* Exercise *
Determine the number of lines in the data that include the word "name", and write only that number.
>> START Data in this exercise
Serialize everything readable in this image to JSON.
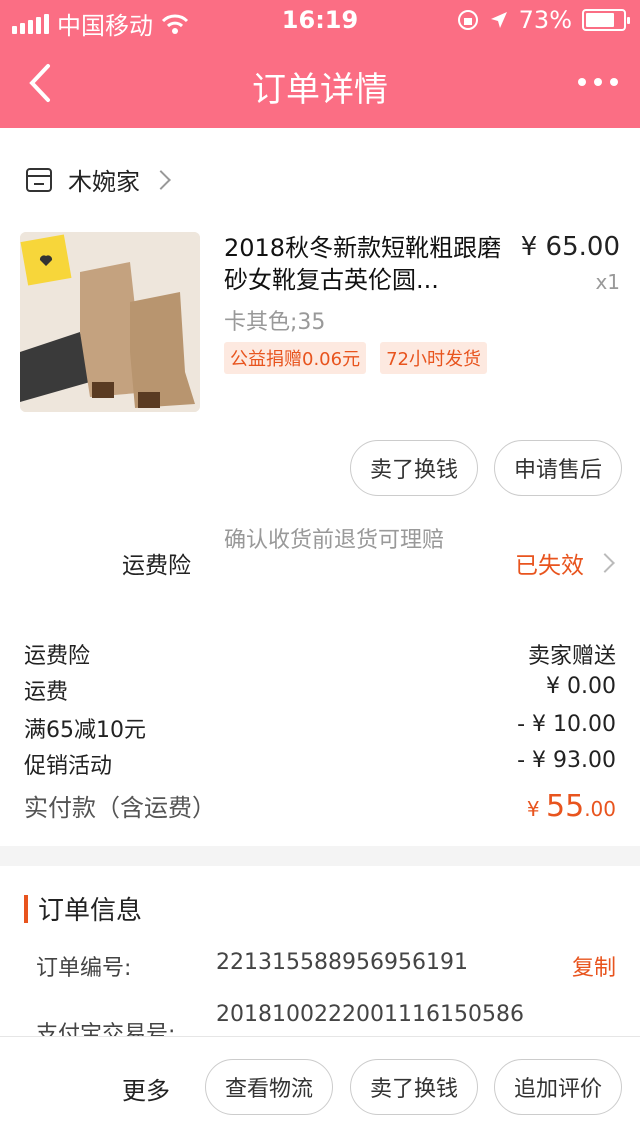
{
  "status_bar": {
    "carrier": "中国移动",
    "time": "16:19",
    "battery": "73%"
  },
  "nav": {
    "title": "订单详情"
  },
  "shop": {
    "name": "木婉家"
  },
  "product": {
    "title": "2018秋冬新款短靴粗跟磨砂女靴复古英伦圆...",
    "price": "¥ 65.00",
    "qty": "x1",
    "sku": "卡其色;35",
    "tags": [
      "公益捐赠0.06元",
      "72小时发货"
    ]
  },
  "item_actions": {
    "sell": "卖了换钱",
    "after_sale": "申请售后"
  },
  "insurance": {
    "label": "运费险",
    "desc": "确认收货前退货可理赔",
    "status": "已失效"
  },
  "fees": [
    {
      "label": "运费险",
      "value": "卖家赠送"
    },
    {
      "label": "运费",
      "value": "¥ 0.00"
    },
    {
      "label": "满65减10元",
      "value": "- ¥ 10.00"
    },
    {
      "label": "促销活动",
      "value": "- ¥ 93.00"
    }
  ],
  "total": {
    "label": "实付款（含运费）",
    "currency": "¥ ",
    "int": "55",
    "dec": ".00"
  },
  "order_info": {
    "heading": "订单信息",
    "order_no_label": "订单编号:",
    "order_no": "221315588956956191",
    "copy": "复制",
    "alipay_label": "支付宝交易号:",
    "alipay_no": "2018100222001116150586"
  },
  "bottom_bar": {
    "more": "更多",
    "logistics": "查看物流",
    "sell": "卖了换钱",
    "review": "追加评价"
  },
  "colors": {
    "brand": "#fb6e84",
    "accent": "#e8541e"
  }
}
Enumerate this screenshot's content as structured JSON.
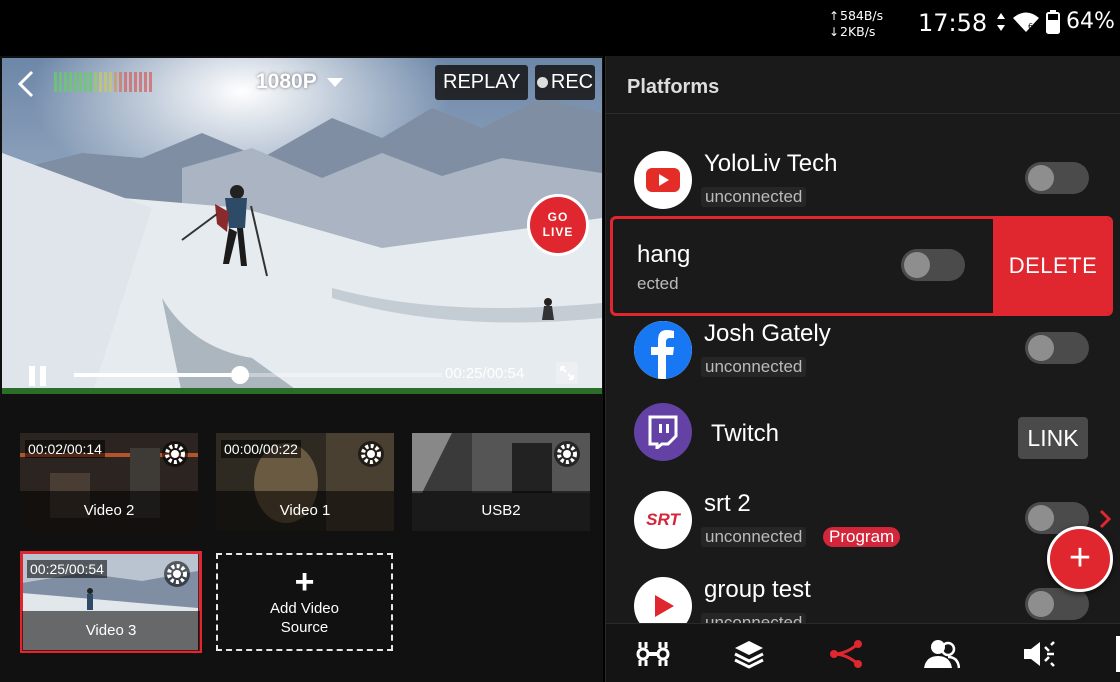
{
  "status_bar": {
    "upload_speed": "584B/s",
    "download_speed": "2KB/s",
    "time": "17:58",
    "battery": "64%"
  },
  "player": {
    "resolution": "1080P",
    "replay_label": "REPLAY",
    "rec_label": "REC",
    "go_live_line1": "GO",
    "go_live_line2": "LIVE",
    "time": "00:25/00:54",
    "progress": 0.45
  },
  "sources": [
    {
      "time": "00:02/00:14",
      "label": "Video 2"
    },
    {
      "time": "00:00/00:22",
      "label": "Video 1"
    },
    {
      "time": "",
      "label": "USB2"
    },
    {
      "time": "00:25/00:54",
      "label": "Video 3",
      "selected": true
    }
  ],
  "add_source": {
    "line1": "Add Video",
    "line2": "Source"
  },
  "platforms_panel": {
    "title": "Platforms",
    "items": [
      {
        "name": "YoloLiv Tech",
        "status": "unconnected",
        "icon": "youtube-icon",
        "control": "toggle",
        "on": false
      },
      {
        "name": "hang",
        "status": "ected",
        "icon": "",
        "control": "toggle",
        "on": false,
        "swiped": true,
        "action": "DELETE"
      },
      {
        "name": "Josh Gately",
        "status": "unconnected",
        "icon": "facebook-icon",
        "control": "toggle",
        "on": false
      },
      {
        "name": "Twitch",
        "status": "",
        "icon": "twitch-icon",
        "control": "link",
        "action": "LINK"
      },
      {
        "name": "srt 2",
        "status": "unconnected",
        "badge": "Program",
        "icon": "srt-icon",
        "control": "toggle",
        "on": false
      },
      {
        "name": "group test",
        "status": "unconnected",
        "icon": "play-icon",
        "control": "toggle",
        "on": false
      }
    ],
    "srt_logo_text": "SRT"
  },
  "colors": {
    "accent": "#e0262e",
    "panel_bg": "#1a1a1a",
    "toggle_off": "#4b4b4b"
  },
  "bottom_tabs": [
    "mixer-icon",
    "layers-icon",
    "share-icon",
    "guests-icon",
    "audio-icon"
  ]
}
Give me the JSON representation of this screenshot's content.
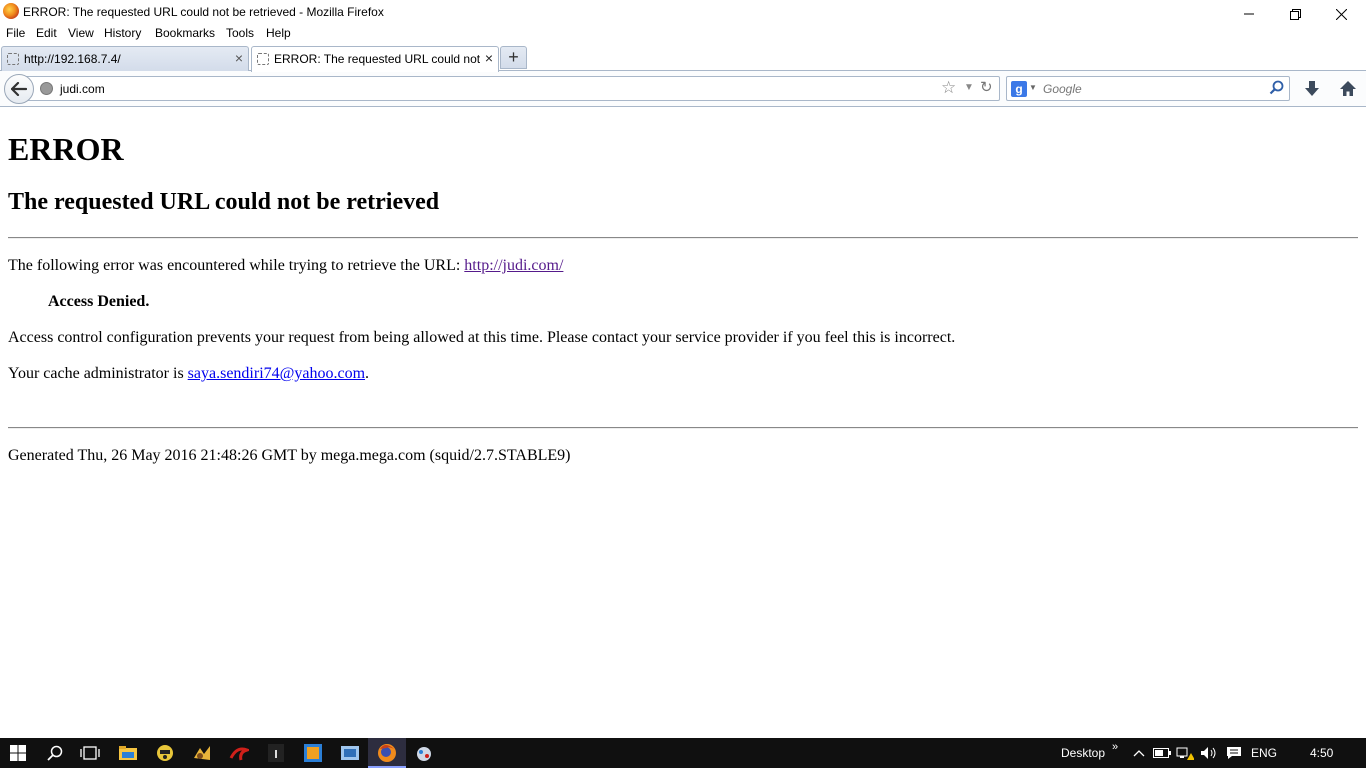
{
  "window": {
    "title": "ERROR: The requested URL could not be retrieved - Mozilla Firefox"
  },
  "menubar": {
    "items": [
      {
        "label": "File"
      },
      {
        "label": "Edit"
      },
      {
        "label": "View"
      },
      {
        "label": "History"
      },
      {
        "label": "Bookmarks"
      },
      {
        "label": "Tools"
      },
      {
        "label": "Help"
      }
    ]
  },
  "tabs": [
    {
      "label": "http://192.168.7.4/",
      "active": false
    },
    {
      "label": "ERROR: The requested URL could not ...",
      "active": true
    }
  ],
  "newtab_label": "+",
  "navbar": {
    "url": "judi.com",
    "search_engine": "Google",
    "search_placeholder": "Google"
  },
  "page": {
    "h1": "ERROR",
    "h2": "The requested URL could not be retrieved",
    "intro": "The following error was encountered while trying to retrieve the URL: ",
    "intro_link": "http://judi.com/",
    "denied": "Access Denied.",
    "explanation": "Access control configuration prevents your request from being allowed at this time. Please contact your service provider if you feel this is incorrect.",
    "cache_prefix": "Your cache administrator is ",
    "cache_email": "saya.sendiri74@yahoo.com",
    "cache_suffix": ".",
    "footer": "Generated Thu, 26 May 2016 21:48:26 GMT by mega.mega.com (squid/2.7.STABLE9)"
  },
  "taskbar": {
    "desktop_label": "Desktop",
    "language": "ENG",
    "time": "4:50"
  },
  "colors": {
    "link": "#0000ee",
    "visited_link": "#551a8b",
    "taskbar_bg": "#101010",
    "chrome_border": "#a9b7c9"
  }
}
>> END Data in this exercise
* Solution *
7